• _WHAT IS EXPECTED_:
Please find all lines in the data that hold the string "this" and copy them.

• _INPUT RECORDS_:

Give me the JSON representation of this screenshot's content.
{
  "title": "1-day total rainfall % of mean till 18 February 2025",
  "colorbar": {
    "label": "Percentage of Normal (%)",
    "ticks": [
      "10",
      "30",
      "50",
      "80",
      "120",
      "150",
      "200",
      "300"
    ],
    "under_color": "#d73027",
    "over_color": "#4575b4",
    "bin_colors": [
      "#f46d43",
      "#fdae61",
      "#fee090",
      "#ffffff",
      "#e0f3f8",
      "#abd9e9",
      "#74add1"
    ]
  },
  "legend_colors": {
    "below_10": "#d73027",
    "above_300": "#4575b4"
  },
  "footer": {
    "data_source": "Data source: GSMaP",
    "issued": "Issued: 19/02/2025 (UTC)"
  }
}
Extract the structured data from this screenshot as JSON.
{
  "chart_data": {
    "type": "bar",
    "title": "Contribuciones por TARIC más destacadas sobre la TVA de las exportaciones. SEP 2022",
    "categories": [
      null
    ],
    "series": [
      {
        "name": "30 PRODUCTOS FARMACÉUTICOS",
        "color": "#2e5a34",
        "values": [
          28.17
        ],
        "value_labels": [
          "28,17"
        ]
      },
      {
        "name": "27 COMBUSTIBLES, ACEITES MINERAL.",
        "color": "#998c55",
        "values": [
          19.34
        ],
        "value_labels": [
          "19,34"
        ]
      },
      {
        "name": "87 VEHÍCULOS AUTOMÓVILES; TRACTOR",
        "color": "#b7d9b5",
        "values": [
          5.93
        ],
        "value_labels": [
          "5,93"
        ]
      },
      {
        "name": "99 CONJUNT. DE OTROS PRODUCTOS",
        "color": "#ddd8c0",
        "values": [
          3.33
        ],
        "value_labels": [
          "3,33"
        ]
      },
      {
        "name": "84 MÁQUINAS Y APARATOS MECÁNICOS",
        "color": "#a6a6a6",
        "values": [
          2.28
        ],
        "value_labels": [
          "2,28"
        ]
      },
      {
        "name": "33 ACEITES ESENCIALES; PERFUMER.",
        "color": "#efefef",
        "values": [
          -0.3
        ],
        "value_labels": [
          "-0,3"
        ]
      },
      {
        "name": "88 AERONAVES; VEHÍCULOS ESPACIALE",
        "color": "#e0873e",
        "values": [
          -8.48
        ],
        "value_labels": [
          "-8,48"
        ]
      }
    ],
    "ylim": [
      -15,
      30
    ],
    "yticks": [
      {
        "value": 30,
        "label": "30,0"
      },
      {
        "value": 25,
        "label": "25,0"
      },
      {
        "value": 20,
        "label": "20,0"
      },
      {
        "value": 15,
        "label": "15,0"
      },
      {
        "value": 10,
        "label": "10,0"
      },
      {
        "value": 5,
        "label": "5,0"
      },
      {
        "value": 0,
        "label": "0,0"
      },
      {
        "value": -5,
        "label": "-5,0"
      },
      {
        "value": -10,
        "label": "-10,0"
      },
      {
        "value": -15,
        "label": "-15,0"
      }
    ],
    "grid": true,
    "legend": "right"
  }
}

• _CORRECT ANSWER_:
Give me the JSON representation of this screenshot's content.
Extract the structured data from this screenshot as JSON.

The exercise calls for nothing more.